Task instructions :: List each line of the data that holds the word "JSON".

Records to process ::
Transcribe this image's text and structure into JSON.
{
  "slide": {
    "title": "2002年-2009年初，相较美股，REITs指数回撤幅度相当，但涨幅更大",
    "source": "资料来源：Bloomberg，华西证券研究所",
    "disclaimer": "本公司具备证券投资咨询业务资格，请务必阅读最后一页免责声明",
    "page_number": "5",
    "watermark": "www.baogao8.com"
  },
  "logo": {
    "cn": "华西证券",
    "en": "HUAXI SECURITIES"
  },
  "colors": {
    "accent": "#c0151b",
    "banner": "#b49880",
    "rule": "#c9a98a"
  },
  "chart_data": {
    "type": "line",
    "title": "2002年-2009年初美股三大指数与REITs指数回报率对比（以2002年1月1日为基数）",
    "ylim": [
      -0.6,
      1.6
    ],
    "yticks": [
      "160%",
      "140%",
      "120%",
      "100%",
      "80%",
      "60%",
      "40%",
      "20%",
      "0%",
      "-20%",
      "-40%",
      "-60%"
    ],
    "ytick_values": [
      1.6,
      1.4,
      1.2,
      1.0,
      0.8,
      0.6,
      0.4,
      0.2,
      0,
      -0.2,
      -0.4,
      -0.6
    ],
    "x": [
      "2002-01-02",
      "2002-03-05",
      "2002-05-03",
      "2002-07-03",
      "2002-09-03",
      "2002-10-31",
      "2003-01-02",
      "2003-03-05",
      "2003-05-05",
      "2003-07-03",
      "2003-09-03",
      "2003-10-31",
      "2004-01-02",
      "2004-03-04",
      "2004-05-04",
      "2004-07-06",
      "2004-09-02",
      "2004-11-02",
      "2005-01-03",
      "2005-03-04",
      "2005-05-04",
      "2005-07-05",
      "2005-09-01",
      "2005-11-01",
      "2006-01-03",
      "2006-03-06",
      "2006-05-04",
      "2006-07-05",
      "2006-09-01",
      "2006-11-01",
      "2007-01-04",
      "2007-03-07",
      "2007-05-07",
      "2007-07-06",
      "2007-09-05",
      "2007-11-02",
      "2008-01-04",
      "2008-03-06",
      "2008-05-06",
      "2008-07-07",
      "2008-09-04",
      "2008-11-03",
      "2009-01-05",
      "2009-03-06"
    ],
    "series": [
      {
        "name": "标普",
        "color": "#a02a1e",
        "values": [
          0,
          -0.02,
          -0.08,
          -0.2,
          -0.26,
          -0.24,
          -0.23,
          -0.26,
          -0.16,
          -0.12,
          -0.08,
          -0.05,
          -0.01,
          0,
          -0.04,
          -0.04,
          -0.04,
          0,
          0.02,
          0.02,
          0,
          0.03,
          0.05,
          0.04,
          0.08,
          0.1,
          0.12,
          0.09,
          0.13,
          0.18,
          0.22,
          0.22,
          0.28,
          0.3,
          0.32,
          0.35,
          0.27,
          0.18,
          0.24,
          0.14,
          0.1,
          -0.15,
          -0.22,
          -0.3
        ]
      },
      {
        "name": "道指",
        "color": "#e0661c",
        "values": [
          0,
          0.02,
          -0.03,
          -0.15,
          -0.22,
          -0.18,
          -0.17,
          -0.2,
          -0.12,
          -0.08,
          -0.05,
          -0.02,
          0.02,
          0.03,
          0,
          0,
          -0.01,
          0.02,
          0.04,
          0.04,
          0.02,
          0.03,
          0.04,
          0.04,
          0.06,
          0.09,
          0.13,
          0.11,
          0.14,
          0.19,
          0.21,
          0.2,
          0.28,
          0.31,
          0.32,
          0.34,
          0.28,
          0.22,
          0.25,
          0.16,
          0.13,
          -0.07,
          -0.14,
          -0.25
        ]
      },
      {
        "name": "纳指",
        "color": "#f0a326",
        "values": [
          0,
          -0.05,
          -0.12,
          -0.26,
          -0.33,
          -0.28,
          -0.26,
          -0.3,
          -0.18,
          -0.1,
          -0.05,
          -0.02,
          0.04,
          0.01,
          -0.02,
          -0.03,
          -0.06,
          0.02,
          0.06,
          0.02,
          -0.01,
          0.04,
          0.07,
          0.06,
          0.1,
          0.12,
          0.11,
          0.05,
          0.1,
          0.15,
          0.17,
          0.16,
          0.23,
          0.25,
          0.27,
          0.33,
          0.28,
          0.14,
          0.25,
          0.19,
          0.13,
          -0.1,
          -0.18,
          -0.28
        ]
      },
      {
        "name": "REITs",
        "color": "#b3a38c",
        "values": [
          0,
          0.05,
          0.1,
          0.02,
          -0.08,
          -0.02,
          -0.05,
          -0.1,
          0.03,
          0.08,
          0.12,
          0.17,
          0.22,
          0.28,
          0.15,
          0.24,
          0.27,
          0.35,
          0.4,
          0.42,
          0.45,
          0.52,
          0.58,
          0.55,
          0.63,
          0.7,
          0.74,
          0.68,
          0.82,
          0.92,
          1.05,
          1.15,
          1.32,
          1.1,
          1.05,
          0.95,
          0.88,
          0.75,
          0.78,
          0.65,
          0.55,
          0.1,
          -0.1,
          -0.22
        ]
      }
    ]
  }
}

---

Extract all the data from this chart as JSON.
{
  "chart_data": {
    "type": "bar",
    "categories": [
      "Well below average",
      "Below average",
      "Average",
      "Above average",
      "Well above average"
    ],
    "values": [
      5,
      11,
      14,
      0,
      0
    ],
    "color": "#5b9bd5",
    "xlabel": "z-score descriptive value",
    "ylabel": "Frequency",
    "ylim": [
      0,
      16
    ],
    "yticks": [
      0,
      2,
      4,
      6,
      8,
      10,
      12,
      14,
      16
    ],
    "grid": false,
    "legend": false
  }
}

Full answer ::
Transcribe this image's text and structure into JSON.
Extract all the data from this chart as JSON.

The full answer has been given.